──────── MATERIAL
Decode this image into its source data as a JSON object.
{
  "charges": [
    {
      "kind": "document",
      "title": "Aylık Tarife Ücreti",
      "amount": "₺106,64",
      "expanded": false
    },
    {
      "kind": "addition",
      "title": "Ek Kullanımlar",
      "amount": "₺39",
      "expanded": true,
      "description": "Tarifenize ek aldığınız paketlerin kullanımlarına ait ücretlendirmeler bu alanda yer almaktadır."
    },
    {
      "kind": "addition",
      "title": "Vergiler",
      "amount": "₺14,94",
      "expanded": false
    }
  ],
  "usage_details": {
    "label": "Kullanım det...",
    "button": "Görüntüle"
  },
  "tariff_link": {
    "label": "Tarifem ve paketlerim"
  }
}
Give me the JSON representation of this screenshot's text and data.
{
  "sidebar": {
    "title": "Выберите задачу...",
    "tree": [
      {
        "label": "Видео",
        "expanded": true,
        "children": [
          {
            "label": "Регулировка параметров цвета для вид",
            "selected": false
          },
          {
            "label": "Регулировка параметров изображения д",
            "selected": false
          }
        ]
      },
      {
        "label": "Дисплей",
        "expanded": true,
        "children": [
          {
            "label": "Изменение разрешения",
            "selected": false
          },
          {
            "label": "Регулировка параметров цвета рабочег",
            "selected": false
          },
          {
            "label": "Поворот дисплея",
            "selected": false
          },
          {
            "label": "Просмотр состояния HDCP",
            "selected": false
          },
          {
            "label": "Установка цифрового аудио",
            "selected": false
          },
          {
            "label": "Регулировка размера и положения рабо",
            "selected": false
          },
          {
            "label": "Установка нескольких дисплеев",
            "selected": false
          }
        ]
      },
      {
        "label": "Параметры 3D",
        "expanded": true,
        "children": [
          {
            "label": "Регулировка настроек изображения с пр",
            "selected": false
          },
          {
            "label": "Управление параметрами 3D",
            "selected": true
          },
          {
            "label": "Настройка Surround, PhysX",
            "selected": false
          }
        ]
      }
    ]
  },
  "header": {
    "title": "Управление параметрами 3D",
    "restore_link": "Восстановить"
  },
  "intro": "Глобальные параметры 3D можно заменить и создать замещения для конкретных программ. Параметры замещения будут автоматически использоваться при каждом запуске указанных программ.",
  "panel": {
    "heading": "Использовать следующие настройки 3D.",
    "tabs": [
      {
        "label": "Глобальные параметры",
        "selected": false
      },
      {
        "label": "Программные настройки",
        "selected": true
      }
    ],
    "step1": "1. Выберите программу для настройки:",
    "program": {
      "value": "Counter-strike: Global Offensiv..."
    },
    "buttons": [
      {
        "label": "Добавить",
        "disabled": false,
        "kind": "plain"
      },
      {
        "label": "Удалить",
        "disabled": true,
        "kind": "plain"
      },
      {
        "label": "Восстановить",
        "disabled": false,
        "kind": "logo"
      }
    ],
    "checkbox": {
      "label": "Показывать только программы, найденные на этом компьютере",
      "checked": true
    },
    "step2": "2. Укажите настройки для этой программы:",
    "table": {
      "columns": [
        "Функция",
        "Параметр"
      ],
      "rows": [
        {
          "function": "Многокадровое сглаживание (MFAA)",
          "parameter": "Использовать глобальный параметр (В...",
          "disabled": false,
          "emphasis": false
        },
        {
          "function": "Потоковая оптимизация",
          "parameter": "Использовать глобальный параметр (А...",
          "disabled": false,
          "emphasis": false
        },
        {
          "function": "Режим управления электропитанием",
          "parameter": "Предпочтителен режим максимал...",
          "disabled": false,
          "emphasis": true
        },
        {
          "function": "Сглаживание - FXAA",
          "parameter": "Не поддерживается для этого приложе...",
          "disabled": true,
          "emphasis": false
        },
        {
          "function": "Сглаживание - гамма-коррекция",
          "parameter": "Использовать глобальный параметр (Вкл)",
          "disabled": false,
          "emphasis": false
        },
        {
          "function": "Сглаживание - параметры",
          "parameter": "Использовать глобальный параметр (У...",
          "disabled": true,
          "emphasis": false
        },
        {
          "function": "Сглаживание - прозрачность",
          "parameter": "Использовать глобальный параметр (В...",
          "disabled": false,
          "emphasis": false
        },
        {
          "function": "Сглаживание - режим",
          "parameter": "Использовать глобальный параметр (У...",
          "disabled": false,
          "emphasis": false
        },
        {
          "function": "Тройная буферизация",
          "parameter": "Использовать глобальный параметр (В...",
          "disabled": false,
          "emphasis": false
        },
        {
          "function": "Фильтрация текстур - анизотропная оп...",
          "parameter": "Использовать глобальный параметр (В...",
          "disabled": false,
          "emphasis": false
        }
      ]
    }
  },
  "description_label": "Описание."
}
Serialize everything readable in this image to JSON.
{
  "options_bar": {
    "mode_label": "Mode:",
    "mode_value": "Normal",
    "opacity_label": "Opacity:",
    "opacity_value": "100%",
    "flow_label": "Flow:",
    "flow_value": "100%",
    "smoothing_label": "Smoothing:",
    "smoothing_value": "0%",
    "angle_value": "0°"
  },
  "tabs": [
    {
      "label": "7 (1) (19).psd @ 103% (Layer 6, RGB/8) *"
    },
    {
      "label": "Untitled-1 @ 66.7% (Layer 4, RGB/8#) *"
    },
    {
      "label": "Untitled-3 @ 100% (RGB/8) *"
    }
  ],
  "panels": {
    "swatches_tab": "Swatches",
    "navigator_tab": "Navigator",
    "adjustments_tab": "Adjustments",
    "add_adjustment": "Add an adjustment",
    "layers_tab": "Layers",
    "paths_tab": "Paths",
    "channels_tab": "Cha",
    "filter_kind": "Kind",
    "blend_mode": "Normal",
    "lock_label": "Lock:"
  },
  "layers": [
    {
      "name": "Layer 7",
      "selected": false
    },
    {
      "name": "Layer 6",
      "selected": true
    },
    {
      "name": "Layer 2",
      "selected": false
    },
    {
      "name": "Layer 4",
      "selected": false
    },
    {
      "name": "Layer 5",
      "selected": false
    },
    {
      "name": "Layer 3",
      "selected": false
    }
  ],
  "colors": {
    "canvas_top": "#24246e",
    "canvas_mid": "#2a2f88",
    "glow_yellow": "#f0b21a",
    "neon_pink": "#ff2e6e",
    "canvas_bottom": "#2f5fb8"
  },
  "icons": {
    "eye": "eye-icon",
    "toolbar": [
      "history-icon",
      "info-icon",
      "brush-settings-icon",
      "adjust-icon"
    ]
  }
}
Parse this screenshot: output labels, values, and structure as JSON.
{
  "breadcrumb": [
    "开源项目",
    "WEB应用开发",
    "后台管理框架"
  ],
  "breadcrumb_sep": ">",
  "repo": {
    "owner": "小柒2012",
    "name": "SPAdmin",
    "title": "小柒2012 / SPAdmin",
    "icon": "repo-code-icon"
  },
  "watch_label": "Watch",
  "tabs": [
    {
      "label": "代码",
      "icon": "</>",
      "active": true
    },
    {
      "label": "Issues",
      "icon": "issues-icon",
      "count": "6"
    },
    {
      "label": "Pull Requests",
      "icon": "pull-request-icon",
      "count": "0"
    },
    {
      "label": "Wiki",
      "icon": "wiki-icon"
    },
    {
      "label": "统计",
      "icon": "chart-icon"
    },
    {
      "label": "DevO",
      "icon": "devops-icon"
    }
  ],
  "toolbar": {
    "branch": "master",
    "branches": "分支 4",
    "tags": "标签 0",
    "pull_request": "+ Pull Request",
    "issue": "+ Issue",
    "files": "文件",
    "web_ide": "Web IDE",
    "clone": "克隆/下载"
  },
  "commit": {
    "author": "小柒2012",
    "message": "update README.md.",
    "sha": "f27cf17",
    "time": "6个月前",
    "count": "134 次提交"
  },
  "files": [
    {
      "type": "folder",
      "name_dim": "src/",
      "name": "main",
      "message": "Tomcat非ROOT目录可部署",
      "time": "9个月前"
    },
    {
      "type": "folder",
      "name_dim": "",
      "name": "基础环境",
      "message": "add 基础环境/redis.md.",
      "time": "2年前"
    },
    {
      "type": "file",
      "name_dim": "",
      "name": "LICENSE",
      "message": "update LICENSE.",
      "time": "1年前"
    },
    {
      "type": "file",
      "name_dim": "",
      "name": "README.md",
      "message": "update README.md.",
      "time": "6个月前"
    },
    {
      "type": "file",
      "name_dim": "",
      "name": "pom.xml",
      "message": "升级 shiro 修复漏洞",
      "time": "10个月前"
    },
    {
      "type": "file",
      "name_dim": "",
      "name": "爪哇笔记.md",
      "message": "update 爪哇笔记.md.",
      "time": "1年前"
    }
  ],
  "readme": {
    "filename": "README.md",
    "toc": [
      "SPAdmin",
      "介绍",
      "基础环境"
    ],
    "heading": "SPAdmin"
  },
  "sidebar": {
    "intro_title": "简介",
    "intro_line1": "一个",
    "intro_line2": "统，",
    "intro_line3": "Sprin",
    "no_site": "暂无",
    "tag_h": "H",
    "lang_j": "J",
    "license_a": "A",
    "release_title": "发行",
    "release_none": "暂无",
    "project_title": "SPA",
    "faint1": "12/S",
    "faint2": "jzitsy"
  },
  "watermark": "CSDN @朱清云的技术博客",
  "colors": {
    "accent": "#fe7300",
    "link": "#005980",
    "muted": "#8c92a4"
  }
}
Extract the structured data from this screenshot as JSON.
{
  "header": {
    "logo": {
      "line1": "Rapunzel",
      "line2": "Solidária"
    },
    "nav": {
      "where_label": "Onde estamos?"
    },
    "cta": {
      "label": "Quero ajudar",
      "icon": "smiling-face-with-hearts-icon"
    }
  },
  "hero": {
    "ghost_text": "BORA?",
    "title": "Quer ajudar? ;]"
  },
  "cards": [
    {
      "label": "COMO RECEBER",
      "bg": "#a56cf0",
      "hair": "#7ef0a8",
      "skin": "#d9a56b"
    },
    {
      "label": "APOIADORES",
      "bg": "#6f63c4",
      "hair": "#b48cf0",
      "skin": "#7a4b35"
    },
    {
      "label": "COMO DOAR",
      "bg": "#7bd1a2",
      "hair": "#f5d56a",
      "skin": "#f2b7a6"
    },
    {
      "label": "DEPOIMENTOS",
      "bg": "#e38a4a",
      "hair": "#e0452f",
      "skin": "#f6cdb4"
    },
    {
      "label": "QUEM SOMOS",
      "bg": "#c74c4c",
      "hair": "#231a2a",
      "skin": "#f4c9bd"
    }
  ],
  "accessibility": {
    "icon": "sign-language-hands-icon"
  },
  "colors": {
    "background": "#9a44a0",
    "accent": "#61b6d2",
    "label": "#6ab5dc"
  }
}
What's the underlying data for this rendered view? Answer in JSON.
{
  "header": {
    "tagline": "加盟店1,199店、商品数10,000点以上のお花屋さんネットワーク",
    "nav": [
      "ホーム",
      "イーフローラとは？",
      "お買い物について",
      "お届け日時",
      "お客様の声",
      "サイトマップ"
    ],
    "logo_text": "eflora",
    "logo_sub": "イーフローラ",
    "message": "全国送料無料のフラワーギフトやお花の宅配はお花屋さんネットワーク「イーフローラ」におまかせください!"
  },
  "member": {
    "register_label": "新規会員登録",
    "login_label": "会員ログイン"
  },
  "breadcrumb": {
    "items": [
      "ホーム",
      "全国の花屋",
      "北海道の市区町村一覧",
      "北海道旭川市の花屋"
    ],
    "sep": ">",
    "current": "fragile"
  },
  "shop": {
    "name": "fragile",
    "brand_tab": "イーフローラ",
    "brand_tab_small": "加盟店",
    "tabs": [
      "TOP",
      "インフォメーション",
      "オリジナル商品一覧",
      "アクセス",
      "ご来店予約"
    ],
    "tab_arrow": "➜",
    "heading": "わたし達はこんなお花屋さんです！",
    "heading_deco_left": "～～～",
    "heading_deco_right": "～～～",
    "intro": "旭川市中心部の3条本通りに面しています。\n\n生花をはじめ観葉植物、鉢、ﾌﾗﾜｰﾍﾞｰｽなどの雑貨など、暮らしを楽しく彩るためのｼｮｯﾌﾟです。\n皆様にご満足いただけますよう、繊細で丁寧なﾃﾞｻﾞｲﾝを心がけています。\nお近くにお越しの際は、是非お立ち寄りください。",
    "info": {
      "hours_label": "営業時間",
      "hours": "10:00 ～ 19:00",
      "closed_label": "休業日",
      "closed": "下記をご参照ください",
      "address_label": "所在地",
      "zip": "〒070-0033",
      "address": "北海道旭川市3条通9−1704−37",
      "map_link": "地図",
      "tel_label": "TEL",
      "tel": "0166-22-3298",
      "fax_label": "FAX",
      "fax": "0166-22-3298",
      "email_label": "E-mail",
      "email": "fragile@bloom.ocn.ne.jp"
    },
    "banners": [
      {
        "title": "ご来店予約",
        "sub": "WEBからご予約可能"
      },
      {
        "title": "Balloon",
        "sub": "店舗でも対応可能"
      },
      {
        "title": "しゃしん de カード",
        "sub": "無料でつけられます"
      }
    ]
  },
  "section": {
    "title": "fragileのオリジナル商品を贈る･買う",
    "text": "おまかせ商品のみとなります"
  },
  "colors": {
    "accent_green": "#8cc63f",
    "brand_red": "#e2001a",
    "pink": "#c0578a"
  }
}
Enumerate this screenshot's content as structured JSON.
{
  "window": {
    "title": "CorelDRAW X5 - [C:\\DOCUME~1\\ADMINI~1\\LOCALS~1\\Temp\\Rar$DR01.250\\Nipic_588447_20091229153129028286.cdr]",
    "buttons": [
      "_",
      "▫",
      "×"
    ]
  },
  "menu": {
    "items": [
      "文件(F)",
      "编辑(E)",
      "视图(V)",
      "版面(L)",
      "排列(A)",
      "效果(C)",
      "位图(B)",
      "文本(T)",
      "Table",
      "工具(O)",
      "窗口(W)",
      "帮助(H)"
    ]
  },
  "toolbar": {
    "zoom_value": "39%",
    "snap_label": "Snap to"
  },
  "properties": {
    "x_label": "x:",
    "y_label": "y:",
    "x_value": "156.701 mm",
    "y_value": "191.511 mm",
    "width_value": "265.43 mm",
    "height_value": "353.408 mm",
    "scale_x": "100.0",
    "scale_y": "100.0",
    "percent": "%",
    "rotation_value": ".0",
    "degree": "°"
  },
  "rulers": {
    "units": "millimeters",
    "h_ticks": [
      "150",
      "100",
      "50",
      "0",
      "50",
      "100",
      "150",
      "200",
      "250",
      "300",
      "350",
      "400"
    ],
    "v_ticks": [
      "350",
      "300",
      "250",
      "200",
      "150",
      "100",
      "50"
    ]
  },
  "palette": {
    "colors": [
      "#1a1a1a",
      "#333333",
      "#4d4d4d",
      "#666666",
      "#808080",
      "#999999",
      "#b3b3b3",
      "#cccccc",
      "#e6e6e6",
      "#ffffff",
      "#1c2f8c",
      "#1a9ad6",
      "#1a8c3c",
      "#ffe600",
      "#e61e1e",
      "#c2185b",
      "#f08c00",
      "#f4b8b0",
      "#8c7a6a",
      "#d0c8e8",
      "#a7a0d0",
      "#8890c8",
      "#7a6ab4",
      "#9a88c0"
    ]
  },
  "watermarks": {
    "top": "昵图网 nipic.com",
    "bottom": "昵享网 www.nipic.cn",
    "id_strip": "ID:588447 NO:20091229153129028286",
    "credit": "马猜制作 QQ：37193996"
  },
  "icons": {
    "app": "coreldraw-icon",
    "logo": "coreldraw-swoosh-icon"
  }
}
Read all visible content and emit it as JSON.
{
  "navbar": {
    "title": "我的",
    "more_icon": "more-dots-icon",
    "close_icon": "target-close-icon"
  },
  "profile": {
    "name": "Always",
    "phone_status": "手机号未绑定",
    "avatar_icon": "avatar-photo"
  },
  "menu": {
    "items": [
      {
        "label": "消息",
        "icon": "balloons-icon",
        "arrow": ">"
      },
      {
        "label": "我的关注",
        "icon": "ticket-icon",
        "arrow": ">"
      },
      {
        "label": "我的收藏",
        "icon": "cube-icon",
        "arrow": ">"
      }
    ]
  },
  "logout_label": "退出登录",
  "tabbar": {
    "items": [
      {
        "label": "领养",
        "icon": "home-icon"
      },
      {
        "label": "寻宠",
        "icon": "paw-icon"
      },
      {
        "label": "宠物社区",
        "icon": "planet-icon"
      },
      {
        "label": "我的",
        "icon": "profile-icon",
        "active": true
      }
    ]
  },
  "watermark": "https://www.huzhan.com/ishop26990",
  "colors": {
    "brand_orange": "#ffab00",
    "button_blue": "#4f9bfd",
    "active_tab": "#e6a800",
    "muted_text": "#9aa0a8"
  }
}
────────────────
*EXERCISE*:
Review the preceding data and report every line that includes the string "ajudar".

*RESPONSE TO THIS TASK*:
      "label": "Quero ajudar",
    "title": "Quer ajudar? ;]"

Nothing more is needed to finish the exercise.